(Dataset records on visual material)

^^^^

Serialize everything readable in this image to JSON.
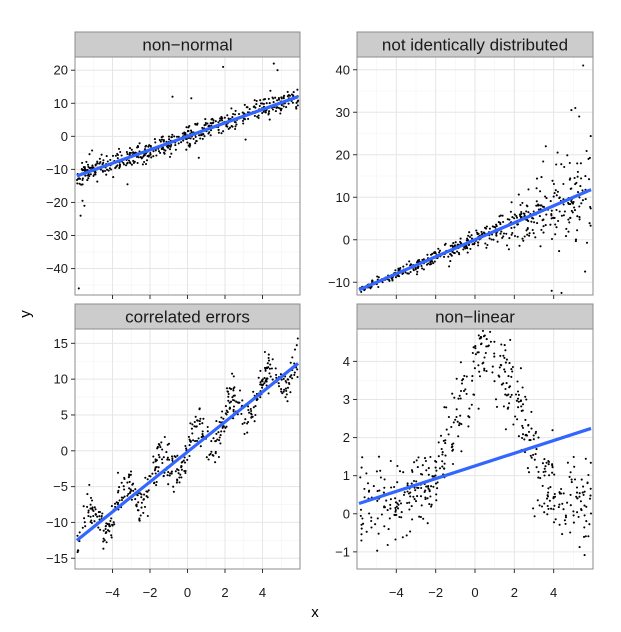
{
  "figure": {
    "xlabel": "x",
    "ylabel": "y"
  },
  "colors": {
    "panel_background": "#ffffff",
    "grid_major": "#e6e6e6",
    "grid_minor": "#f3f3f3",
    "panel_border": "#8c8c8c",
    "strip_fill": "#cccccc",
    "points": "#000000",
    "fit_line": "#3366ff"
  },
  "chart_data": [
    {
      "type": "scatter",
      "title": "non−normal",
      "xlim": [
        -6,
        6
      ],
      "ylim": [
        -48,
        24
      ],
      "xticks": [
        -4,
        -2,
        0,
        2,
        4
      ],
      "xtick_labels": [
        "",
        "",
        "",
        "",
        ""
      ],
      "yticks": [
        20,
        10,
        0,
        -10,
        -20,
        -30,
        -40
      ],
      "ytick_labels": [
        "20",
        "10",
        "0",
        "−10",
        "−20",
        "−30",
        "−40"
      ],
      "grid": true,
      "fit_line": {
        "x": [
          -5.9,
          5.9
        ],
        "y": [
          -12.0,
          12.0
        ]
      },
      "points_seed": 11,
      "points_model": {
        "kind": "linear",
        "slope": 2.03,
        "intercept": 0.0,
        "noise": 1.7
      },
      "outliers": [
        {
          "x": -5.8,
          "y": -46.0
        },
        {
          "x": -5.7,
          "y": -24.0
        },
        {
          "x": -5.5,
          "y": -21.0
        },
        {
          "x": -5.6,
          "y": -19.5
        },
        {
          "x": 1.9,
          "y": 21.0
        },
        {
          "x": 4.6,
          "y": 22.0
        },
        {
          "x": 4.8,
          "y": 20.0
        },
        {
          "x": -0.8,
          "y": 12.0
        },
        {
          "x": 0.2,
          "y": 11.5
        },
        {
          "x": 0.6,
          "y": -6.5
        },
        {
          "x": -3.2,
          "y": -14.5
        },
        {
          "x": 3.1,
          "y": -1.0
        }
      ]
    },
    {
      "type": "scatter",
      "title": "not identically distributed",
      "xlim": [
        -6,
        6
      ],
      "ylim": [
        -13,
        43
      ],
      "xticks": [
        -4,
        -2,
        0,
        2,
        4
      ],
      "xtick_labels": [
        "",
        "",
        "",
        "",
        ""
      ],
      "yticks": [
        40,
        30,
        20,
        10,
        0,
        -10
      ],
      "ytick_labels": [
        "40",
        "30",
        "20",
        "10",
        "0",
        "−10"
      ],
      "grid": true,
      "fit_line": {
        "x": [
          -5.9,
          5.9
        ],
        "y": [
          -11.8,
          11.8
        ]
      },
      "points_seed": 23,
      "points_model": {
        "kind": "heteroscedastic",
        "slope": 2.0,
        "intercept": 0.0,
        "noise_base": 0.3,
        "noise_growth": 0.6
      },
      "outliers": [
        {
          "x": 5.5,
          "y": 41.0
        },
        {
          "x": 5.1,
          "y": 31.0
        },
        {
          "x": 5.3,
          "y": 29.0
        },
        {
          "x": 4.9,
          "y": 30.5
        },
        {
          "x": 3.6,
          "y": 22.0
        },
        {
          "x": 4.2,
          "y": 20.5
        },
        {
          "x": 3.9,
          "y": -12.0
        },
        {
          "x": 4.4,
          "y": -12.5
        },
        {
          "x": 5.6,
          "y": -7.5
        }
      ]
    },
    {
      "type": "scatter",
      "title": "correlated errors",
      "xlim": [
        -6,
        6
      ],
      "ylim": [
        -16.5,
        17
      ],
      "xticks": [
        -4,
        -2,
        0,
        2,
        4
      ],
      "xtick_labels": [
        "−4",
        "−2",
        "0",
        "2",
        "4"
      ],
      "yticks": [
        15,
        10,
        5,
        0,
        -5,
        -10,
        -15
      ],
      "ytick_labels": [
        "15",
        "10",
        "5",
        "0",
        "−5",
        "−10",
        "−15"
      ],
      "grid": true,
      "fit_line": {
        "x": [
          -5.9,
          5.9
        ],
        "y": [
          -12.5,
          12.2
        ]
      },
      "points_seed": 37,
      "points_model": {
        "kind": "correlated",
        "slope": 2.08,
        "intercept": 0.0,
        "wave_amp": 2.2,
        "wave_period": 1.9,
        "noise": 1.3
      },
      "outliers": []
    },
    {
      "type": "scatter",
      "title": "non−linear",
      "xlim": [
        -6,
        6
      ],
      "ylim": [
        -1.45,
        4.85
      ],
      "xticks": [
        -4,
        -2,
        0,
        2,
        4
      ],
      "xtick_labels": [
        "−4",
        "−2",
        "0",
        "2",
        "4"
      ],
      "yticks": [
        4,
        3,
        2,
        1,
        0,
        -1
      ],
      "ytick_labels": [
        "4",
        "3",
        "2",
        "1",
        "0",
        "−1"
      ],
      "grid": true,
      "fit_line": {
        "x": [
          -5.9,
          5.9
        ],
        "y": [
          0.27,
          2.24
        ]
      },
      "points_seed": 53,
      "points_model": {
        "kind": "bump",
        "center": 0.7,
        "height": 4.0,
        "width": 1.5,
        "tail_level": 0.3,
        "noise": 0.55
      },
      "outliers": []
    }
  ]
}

^^^^

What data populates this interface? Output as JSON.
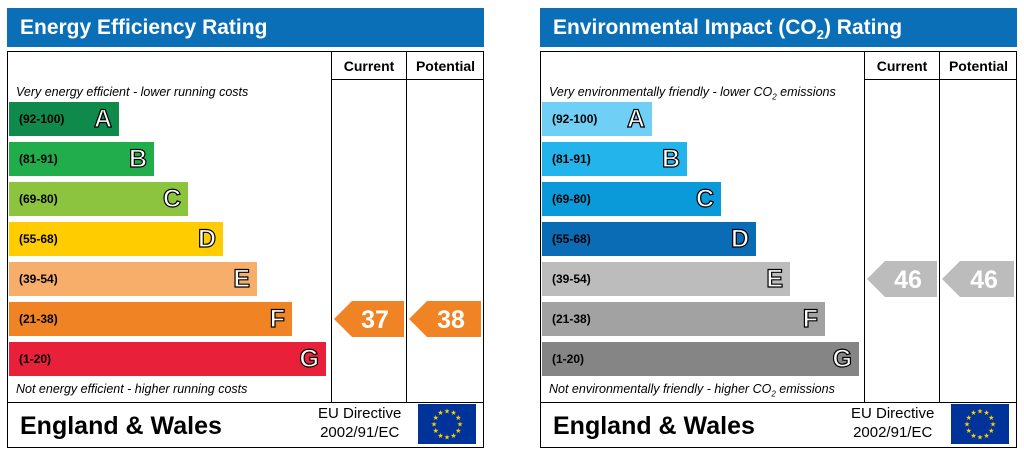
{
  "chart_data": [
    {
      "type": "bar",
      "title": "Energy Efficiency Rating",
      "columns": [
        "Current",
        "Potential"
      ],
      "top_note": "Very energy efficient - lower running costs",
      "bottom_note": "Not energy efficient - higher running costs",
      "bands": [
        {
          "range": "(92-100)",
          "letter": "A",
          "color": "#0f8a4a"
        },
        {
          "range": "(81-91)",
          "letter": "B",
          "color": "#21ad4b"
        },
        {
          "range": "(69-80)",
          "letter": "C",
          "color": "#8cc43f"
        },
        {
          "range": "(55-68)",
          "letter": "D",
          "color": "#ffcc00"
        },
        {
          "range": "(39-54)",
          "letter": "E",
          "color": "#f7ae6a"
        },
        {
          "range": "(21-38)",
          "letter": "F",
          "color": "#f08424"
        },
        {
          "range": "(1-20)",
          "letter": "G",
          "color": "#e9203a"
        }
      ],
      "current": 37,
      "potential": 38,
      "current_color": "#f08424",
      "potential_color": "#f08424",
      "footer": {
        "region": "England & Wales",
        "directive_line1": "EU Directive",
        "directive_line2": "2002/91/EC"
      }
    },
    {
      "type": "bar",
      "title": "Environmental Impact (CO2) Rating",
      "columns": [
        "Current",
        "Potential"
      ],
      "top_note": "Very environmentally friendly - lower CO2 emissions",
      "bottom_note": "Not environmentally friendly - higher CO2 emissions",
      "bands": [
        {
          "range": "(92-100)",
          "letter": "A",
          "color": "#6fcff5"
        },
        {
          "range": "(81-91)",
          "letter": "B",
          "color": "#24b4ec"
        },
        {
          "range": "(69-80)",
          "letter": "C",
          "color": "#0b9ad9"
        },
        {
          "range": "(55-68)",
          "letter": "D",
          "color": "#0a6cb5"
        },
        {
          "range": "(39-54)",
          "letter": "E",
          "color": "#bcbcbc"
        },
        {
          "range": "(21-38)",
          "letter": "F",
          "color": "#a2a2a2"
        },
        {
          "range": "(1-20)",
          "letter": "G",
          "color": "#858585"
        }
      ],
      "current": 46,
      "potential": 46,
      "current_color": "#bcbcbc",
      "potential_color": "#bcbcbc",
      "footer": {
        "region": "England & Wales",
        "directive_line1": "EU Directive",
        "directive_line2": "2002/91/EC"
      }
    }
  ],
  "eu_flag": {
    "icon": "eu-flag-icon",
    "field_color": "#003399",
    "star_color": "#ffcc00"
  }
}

^^^^

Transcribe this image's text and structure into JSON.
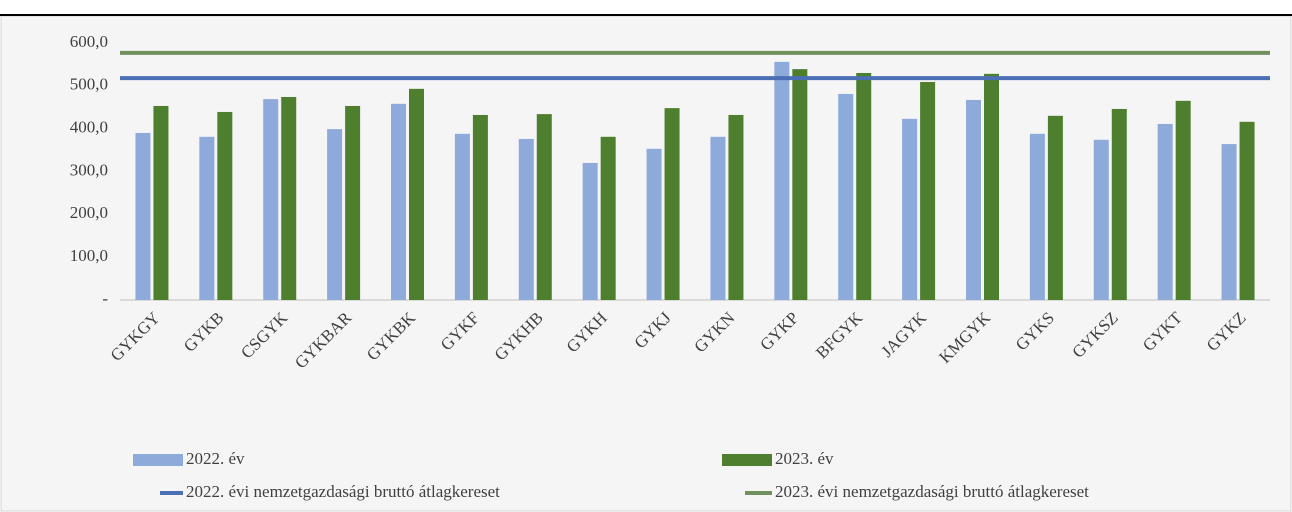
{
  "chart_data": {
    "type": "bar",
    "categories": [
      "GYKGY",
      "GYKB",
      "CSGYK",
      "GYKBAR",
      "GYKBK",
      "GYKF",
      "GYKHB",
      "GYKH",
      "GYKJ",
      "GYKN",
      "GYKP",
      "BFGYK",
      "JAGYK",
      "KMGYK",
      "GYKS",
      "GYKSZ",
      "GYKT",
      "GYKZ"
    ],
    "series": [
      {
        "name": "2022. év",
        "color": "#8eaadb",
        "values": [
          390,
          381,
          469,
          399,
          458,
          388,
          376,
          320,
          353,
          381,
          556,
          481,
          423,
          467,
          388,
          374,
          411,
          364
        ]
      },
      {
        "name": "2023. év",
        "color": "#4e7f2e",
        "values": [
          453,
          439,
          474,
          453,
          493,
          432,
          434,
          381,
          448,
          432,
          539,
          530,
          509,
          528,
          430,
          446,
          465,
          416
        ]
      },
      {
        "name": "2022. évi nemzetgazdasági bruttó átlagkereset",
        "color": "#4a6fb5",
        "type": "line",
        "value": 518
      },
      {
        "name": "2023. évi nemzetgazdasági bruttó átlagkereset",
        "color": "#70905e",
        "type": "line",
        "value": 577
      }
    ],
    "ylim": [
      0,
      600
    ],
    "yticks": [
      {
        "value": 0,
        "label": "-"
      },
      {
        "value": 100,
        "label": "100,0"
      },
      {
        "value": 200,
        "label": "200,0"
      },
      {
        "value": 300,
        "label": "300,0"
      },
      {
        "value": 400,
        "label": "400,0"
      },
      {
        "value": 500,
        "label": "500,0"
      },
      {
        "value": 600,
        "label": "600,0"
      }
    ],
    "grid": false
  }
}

^^^^

§ What this task involves
Return all the lines that contain the string "kind".

§ Solution below
        "kind": "linear",
        "kind": "heteroscedastic",
        "kind": "correlated",
        "kind": "bump",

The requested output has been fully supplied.